• **DIRECTIVE**: Make an exact copy of each entry, leaving out every picture.

Stored data:
────────────────────

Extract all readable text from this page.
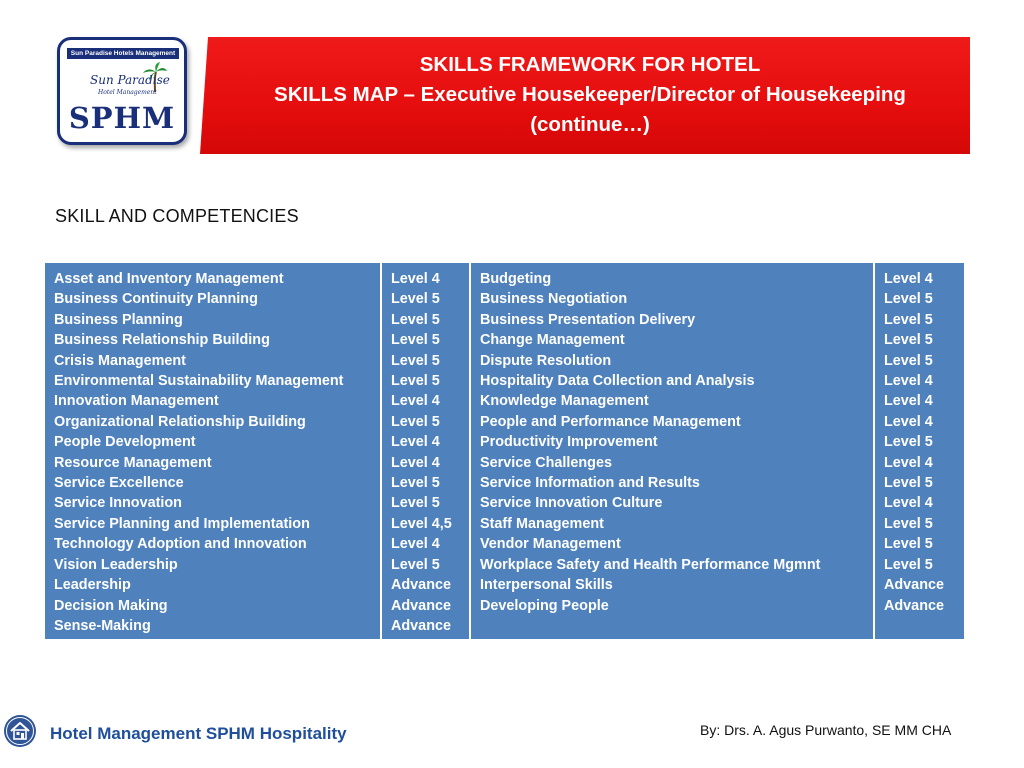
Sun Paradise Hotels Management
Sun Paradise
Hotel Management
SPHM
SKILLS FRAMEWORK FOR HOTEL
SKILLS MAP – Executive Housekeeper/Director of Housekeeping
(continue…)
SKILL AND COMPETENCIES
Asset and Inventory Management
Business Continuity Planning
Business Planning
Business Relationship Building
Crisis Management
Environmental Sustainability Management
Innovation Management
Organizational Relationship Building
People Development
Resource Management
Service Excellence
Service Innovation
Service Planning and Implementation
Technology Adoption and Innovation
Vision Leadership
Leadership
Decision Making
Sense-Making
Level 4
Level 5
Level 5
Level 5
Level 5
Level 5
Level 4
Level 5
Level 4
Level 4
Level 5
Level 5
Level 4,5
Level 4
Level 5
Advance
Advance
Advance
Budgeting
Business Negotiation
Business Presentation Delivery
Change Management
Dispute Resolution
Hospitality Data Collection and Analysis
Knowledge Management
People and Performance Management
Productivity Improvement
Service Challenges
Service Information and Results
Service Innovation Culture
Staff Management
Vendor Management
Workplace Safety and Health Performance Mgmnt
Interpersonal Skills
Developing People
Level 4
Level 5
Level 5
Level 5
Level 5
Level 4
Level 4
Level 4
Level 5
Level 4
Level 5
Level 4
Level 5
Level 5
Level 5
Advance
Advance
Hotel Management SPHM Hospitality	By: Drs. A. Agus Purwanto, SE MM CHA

────────────────────

• **EXPECTED OUTPUT**:
Extract all readable text from this page.
Sun Paradise Hotels Management
Sun Paradise
Hotel Management
SPHM
SKILLS FRAMEWORK FOR HOTEL
SKILLS MAP – Executive Housekeeper/Director of Housekeeping
(continue…)
SKILL AND COMPETENCIES
Asset and Inventory Management
Business Continuity Planning
Business Planning
Business Relationship Building
Crisis Management
Environmental Sustainability Management
Innovation Management
Organizational Relationship Building
People Development
Resource Management
Service Excellence
Service Innovation
Service Planning and Implementation
Technology Adoption and Innovation
Vision Leadership
Leadership
Decision Making
Sense-Making
Level 4
Level 5
Level 5
Level 5
Level 5
Level 5
Level 4
Level 5
Level 4
Level 4
Level 5
Level 5
Level 4,5
Level 4
Level 5
Advance
Advance
Advance
Budgeting
Business Negotiation
Business Presentation Delivery
Change Management
Dispute Resolution
Hospitality Data Collection and Analysis
Knowledge Management
People and Performance Management
Productivity Improvement
Service Challenges
Service Information and Results
Service Innovation Culture
Staff Management
Vendor Management
Workplace Safety and Health Performance Mgmnt
Interpersonal Skills
Developing People
Level 4
Level 5
Level 5
Level 5
Level 5
Level 4
Level 4
Level 4
Level 5
Level 4
Level 5
Level 4
Level 5
Level 5
Level 5
Advance
Advance
Hotel Management SPHM Hospitality	By: Drs. A. Agus Purwanto, SE MM CHA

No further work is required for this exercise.